> **Given information**
--------------------------------------------------
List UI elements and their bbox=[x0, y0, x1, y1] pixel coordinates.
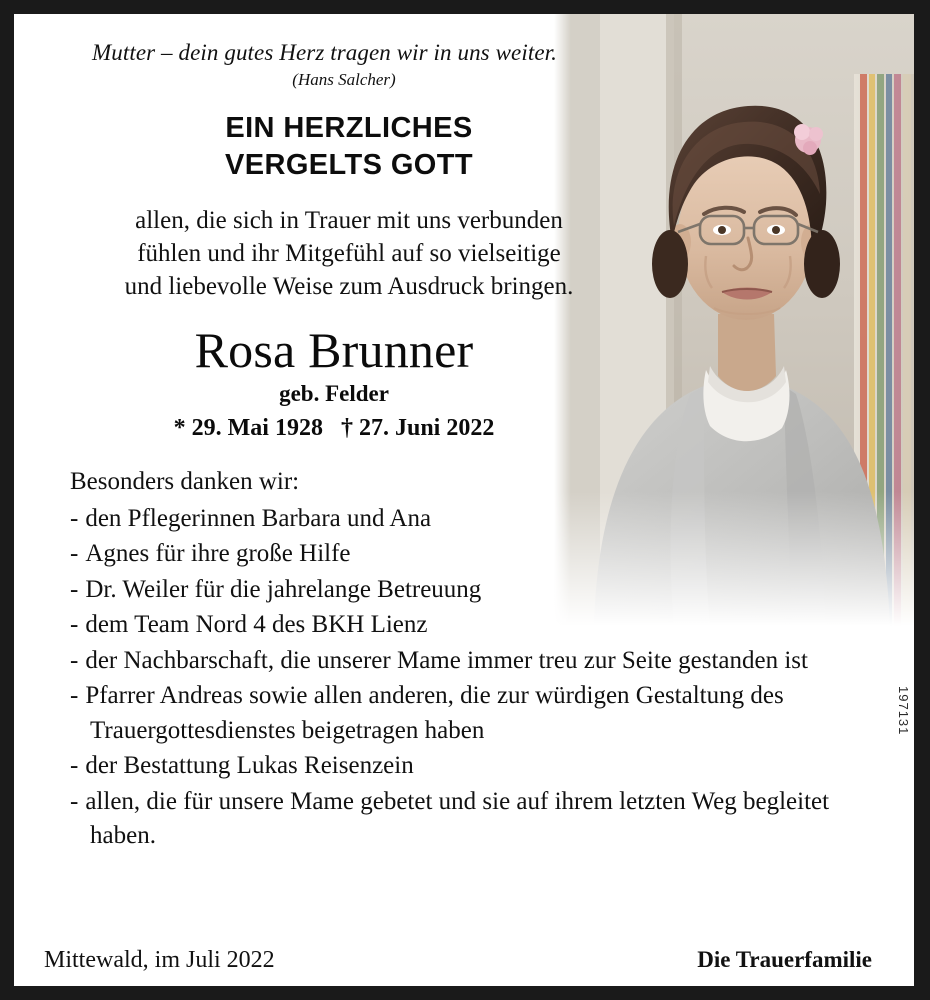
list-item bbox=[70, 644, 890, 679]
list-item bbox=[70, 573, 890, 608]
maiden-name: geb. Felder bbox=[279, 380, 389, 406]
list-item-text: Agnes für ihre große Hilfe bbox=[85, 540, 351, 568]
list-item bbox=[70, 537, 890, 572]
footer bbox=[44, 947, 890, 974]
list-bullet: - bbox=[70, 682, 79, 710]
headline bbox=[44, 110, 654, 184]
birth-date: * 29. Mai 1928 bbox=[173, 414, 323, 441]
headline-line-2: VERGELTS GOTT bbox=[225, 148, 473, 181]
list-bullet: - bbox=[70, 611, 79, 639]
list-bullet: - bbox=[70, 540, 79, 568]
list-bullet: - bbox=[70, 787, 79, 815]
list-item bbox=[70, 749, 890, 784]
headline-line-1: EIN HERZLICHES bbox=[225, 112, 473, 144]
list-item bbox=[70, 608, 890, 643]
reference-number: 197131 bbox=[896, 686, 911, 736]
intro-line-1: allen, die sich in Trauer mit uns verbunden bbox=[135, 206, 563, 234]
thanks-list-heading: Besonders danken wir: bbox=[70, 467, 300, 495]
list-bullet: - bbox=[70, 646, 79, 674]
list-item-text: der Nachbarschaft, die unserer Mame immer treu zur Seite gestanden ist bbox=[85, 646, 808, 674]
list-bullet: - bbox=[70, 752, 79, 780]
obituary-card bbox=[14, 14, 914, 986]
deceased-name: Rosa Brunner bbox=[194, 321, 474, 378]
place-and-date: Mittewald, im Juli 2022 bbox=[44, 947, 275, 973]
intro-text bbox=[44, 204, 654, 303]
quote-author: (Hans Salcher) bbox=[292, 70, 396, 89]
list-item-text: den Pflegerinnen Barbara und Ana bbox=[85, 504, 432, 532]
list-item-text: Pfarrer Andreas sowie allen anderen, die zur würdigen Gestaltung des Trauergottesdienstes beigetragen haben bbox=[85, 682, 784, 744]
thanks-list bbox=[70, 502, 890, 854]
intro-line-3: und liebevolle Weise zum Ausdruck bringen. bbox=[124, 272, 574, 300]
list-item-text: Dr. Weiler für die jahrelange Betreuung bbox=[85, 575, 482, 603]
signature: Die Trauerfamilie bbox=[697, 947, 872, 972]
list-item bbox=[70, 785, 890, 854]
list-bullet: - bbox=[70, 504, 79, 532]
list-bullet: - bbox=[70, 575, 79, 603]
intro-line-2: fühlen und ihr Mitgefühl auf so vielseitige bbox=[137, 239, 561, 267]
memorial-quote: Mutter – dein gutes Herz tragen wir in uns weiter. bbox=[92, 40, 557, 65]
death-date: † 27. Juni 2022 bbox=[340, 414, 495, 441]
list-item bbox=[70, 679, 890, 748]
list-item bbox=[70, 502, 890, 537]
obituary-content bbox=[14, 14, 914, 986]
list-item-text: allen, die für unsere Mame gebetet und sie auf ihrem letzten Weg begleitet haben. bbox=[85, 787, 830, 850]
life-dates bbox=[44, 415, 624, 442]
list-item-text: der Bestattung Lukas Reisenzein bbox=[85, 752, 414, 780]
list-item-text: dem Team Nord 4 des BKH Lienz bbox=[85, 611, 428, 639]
--------------------------------------------------
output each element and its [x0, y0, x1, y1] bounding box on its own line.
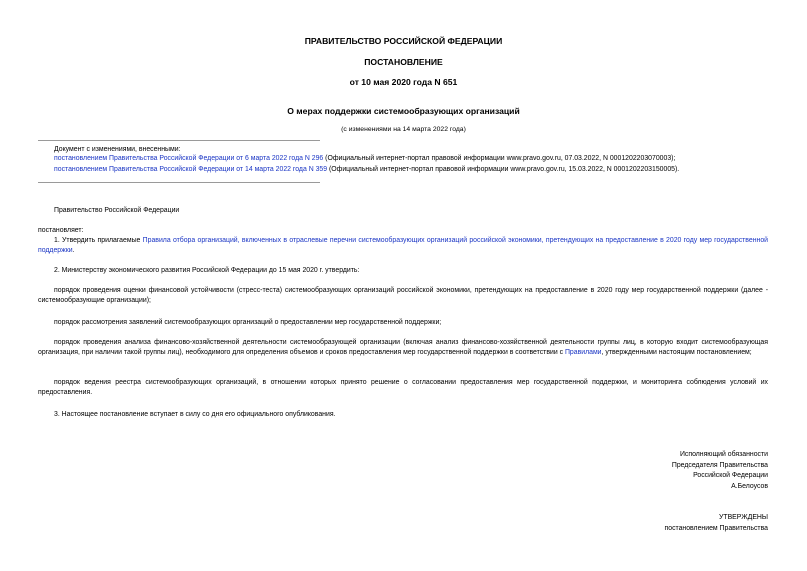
--------------------------------------------------
> **Aim of the exercise**
Reproduce the rows verbatim, starting at the line that contains "List UI elements" and ending after the line that contains "list-item-text: Agnes für". Omit the pictures from your answer.

> **Solution to this problem**
List UI elements and their bbox=[x0, y0, x1, y1] pixel coordinates.
list-item bbox=[70, 644, 890, 679]
list-item bbox=[70, 573, 890, 608]
maiden-name: geb. Felder bbox=[279, 380, 389, 406]
list-item-text: Agnes für ihre große Hilfe bbox=[85, 540, 351, 568]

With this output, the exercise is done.